### The problem
Below are some records; copy them word for word and drop the pictures.
[Opening Working data section]
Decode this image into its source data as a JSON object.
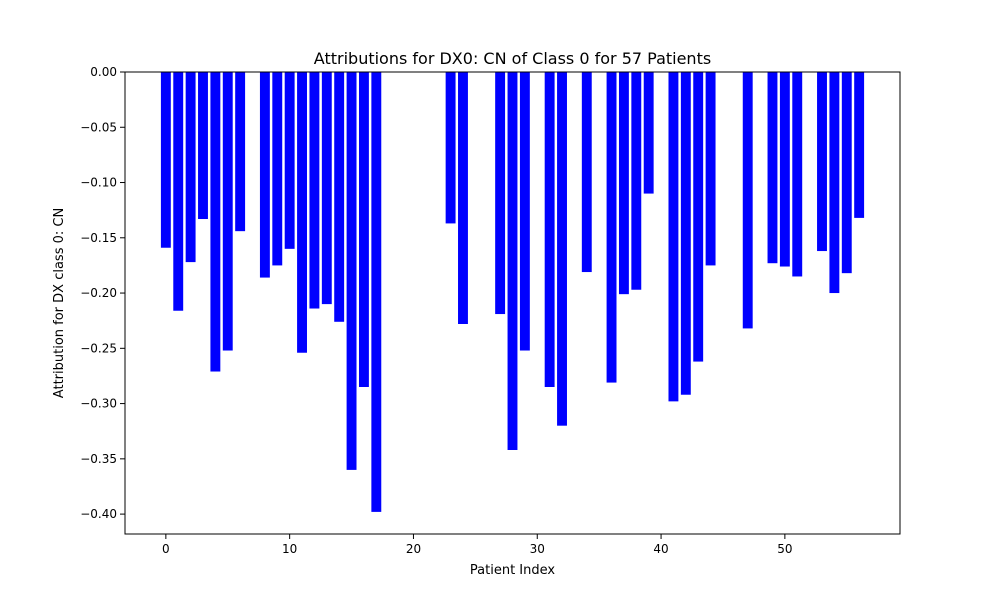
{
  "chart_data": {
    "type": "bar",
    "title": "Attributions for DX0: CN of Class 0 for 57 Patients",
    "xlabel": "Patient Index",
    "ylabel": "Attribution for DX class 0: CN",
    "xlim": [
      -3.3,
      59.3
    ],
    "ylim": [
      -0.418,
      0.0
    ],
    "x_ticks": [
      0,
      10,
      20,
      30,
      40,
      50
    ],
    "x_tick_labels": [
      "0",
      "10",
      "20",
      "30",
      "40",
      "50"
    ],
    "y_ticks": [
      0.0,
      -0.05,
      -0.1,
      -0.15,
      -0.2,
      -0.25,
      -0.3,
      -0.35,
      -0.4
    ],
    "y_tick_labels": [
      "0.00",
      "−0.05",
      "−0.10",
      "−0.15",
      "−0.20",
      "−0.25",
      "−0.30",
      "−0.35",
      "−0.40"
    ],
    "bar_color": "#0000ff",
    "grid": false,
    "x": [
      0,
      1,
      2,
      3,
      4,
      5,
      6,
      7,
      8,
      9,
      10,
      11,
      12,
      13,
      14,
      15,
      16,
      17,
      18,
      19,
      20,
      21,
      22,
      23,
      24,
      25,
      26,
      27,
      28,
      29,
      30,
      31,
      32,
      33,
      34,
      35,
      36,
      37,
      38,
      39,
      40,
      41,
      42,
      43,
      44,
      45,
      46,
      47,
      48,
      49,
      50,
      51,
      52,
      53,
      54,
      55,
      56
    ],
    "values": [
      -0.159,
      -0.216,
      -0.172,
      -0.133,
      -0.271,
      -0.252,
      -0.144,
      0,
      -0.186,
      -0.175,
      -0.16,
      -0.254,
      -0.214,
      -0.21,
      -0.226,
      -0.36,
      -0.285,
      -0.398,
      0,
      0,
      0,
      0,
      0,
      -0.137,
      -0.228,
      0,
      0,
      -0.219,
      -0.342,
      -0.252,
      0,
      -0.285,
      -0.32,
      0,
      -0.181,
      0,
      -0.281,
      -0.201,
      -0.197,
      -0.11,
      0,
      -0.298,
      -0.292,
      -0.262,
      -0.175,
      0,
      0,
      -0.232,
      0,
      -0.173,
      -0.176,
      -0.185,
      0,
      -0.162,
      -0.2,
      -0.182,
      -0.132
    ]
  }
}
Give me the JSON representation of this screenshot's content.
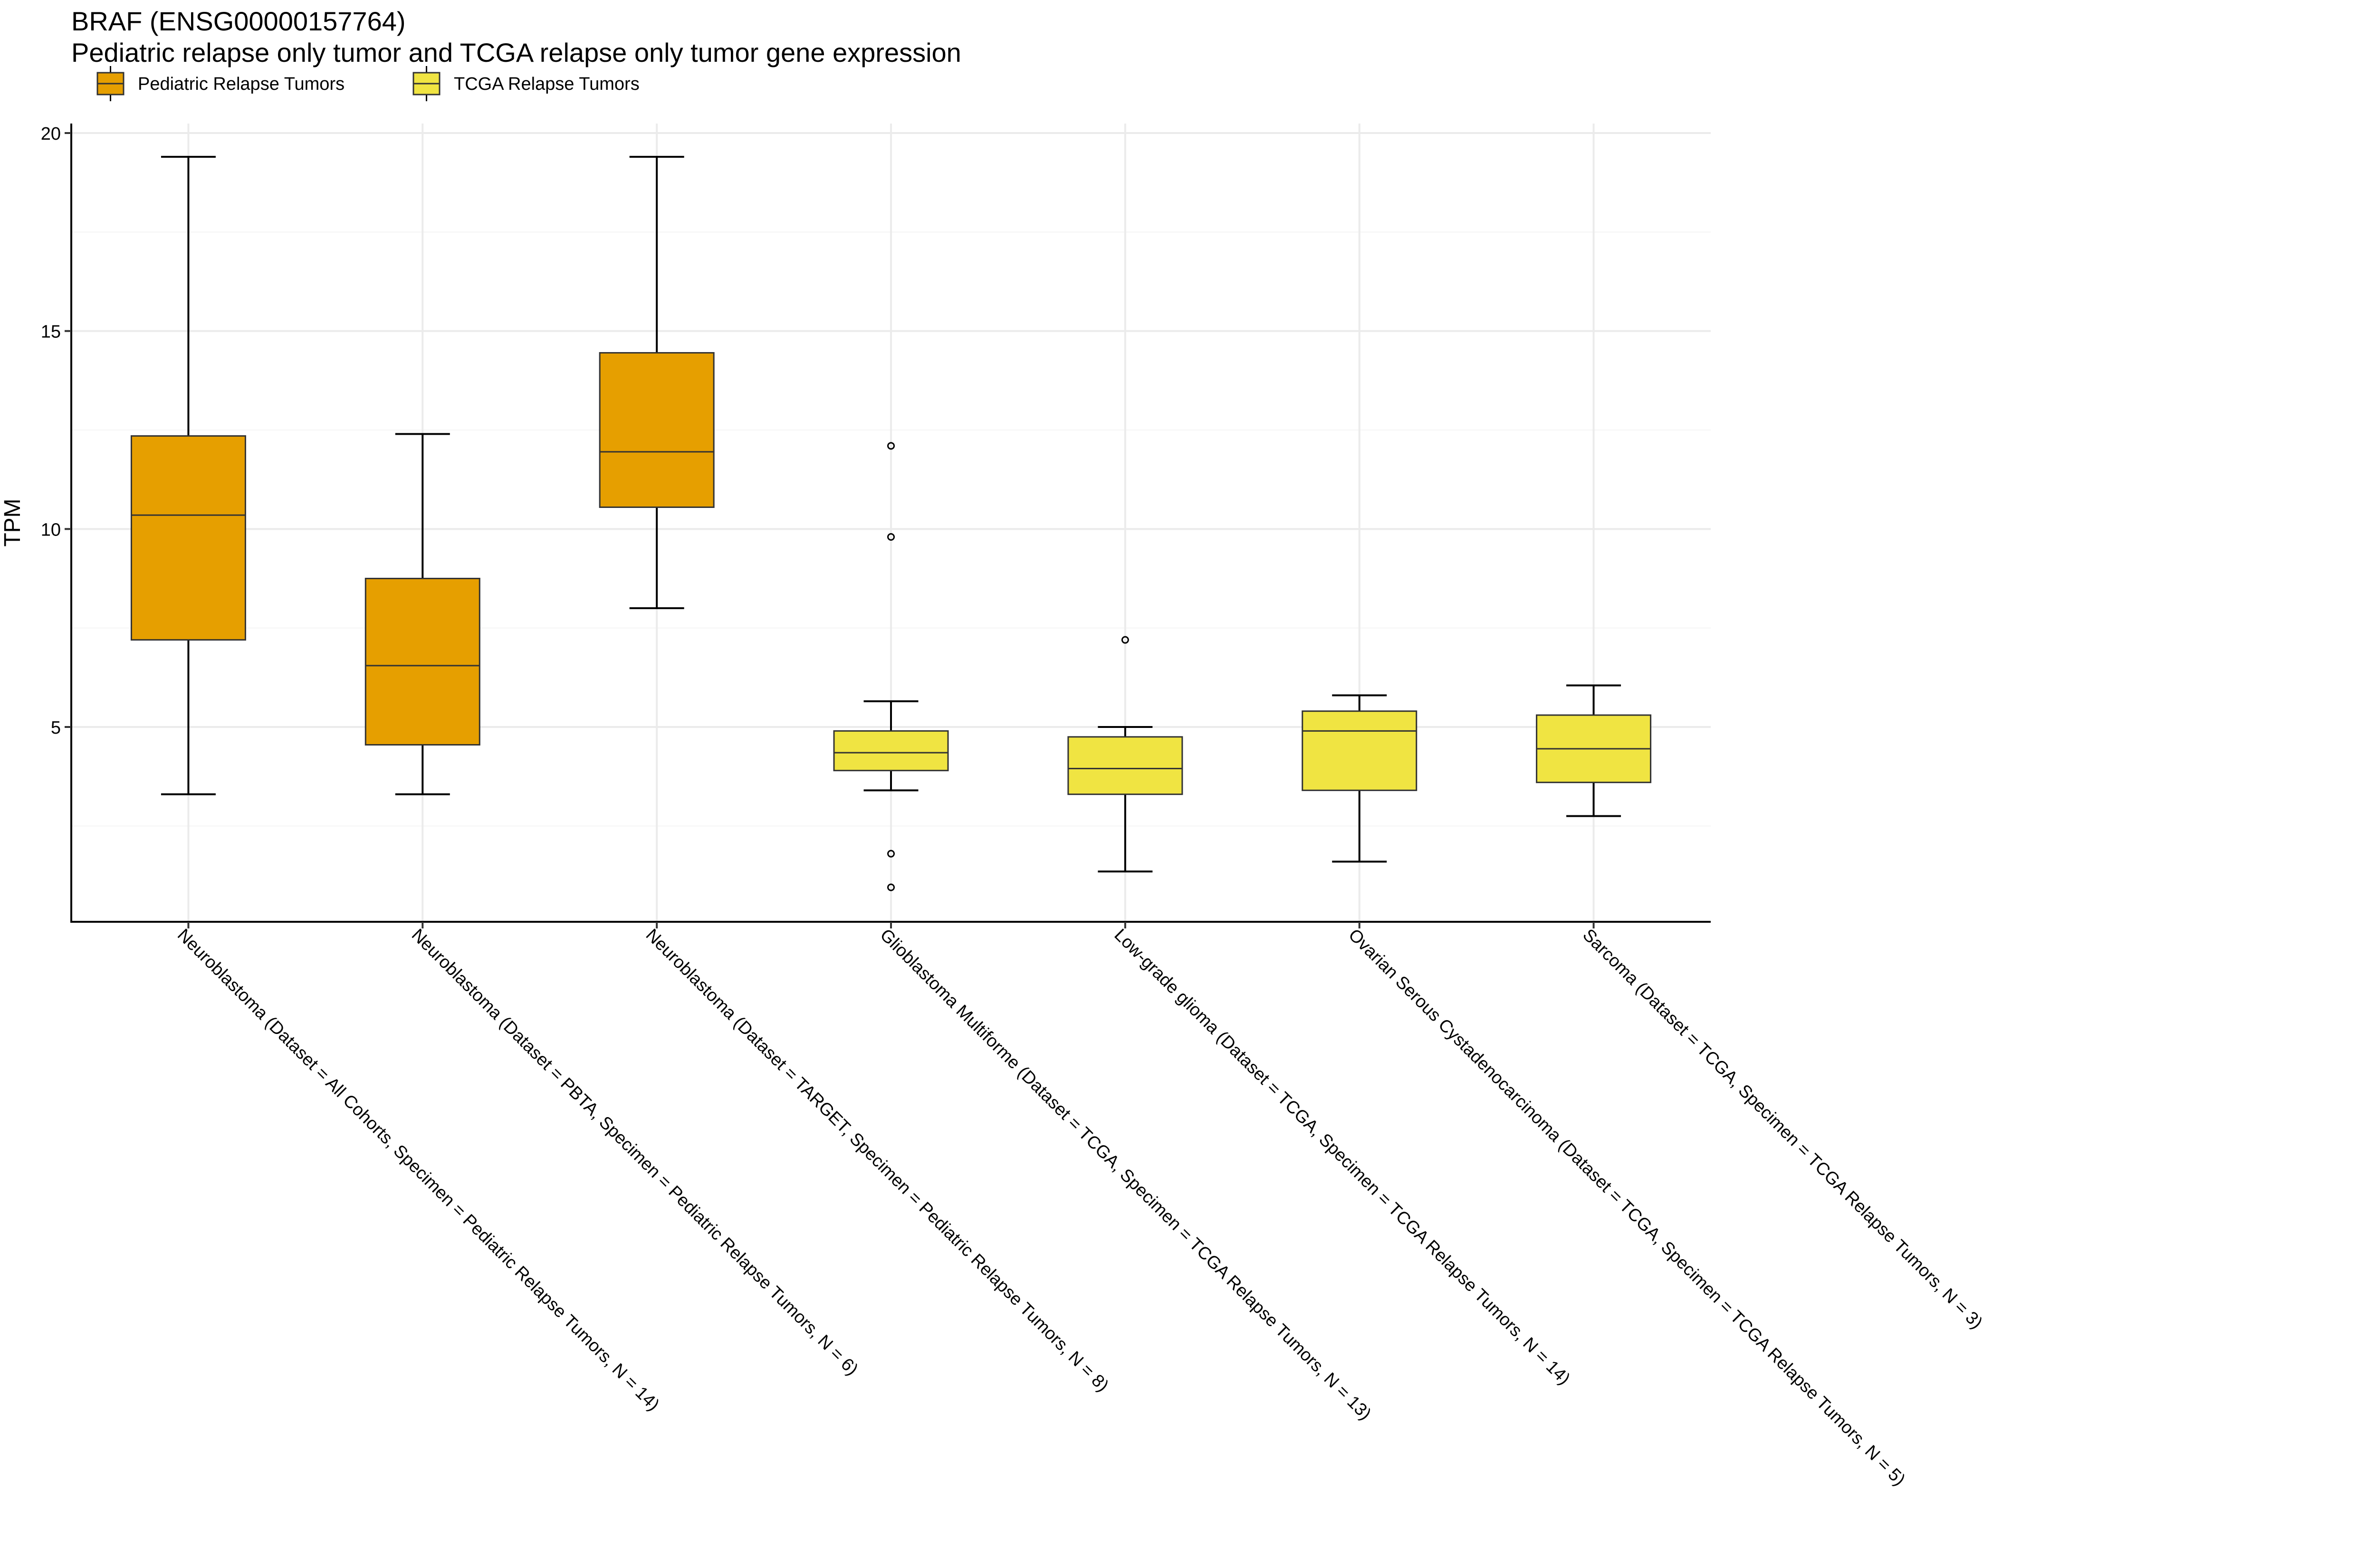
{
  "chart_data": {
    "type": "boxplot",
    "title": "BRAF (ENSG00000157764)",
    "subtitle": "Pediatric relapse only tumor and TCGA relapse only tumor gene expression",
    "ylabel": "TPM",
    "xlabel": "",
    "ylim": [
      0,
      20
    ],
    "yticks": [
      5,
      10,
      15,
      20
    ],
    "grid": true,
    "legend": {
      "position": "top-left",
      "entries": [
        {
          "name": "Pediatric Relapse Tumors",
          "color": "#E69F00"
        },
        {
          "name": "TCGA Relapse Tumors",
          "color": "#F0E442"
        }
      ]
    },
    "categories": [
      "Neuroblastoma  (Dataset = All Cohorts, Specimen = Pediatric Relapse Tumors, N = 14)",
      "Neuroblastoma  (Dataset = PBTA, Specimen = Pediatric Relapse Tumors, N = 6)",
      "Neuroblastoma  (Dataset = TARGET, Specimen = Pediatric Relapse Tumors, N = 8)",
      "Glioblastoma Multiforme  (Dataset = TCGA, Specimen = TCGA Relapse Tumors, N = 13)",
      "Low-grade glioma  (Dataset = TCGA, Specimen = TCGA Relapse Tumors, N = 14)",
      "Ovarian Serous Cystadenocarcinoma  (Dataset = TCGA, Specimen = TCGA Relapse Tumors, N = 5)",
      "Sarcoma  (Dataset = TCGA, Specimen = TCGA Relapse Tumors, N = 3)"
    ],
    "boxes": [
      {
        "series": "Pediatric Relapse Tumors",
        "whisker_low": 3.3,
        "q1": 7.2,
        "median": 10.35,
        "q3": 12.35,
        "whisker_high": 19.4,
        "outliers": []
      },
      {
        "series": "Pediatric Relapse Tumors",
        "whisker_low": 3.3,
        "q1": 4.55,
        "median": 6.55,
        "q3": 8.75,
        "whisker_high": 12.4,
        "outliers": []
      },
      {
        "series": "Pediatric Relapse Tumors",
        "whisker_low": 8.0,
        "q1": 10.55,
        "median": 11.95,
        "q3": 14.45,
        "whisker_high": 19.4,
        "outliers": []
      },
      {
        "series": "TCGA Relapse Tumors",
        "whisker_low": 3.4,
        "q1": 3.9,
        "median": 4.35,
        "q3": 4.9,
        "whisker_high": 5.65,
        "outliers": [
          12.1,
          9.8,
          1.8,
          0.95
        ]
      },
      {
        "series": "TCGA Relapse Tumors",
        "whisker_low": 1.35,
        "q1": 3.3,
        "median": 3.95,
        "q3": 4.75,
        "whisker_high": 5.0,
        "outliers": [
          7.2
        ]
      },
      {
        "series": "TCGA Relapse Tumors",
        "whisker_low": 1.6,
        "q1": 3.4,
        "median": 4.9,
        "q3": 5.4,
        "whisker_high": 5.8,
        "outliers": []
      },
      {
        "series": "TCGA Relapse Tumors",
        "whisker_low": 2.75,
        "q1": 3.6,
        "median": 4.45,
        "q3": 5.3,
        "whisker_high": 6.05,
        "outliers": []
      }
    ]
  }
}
[Closing Working data section]
### Expected answer
Decode this image into its source data as a JSON object.
{
  "chart_data": {
    "type": "bar",
    "title": "Attributions for DX0: CN of Class 0 for 57 Patients",
    "xlabel": "Patient Index",
    "ylabel": "Attribution for DX class 0: CN",
    "xlim": [
      -3.3,
      59.3
    ],
    "ylim": [
      -0.418,
      0.0
    ],
    "x_ticks": [
      0,
      10,
      20,
      30,
      40,
      50
    ],
    "x_tick_labels": [
      "0",
      "10",
      "20",
      "30",
      "40",
      "50"
    ],
    "y_ticks": [
      0.0,
      -0.05,
      -0.1,
      -0.15,
      -0.2,
      -0.25,
      -0.3,
      -0.35,
      -0.4
    ],
    "y_tick_labels": [
      "0.00",
      "−0.05",
      "−0.10",
      "−0.15",
      "−0.20",
      "−0.25",
      "−0.30",
      "−0.35",
      "−0.40"
    ],
    "bar_color": "#0000ff",
    "grid": false,
    "x": [
      0,
      1,
      2,
      3,
      4,
      5,
      6,
      7,
      8,
      9,
      10,
      11,
      12,
      13,
      14,
      15,
      16,
      17,
      18,
      19,
      20,
      21,
      22,
      23,
      24,
      25,
      26,
      27,
      28,
      29,
      30,
      31,
      32,
      33,
      34,
      35,
      36,
      37,
      38,
      39,
      40,
      41,
      42,
      43,
      44,
      45,
      46,
      47,
      48,
      49,
      50,
      51,
      52,
      53,
      54,
      55,
      56
    ],
    "values": [
      -0.159,
      -0.216,
      -0.172,
      -0.133,
      -0.271,
      -0.252,
      -0.144,
      0,
      -0.186,
      -0.175,
      -0.16,
      -0.254,
      -0.214,
      -0.21,
      -0.226,
      -0.36,
      -0.285,
      -0.398,
      0,
      0,
      0,
      0,
      0,
      -0.137,
      -0.228,
      0,
      0,
      -0.219,
      -0.342,
      -0.252,
      0,
      -0.285,
      -0.32,
      0,
      -0.181,
      0,
      -0.281,
      -0.201,
      -0.197,
      -0.11,
      0,
      -0.298,
      -0.292,
      -0.262,
      -0.175,
      0,
      0,
      -0.232,
      0,
      -0.173,
      -0.176,
      -0.185,
      0,
      -0.162,
      -0.2,
      -0.182,
      -0.132
    ]
  }
}
Give me the JSON representation of this screenshot's content.
{
  "chart_data": {
    "type": "boxplot",
    "title": "BRAF (ENSG00000157764)",
    "subtitle": "Pediatric relapse only tumor and TCGA relapse only tumor gene expression",
    "ylabel": "TPM",
    "xlabel": "",
    "ylim": [
      0,
      20
    ],
    "yticks": [
      5,
      10,
      15,
      20
    ],
    "grid": true,
    "legend": {
      "position": "top-left",
      "entries": [
        {
          "name": "Pediatric Relapse Tumors",
          "color": "#E69F00"
        },
        {
          "name": "TCGA Relapse Tumors",
          "color": "#F0E442"
        }
      ]
    },
    "categories": [
      "Neuroblastoma  (Dataset = All Cohorts, Specimen = Pediatric Relapse Tumors, N = 14)",
      "Neuroblastoma  (Dataset = PBTA, Specimen = Pediatric Relapse Tumors, N = 6)",
      "Neuroblastoma  (Dataset = TARGET, Specimen = Pediatric Relapse Tumors, N = 8)",
      "Glioblastoma Multiforme  (Dataset = TCGA, Specimen = TCGA Relapse Tumors, N = 13)",
      "Low-grade glioma  (Dataset = TCGA, Specimen = TCGA Relapse Tumors, N = 14)",
      "Ovarian Serous Cystadenocarcinoma  (Dataset = TCGA, Specimen = TCGA Relapse Tumors, N = 5)",
      "Sarcoma  (Dataset = TCGA, Specimen = TCGA Relapse Tumors, N = 3)"
    ],
    "boxes": [
      {
        "series": "Pediatric Relapse Tumors",
        "whisker_low": 3.3,
        "q1": 7.2,
        "median": 10.35,
        "q3": 12.35,
        "whisker_high": 19.4,
        "outliers": []
      },
      {
        "series": "Pediatric Relapse Tumors",
        "whisker_low": 3.3,
        "q1": 4.55,
        "median": 6.55,
        "q3": 8.75,
        "whisker_high": 12.4,
        "outliers": []
      },
      {
        "series": "Pediatric Relapse Tumors",
        "whisker_low": 8.0,
        "q1": 10.55,
        "median": 11.95,
        "q3": 14.45,
        "whisker_high": 19.4,
        "outliers": []
      },
      {
        "series": "TCGA Relapse Tumors",
        "whisker_low": 3.4,
        "q1": 3.9,
        "median": 4.35,
        "q3": 4.9,
        "whisker_high": 5.65,
        "outliers": [
          12.1,
          9.8,
          1.8,
          0.95
        ]
      },
      {
        "series": "TCGA Relapse Tumors",
        "whisker_low": 1.35,
        "q1": 3.3,
        "median": 3.95,
        "q3": 4.75,
        "whisker_high": 5.0,
        "outliers": [
          7.2
        ]
      },
      {
        "series": "TCGA Relapse Tumors",
        "whisker_low": 1.6,
        "q1": 3.4,
        "median": 4.9,
        "q3": 5.4,
        "whisker_high": 5.8,
        "outliers": []
      },
      {
        "series": "TCGA Relapse Tumors",
        "whisker_low": 2.75,
        "q1": 3.6,
        "median": 4.45,
        "q3": 5.3,
        "whisker_high": 6.05,
        "outliers": []
      }
    ]
  }
}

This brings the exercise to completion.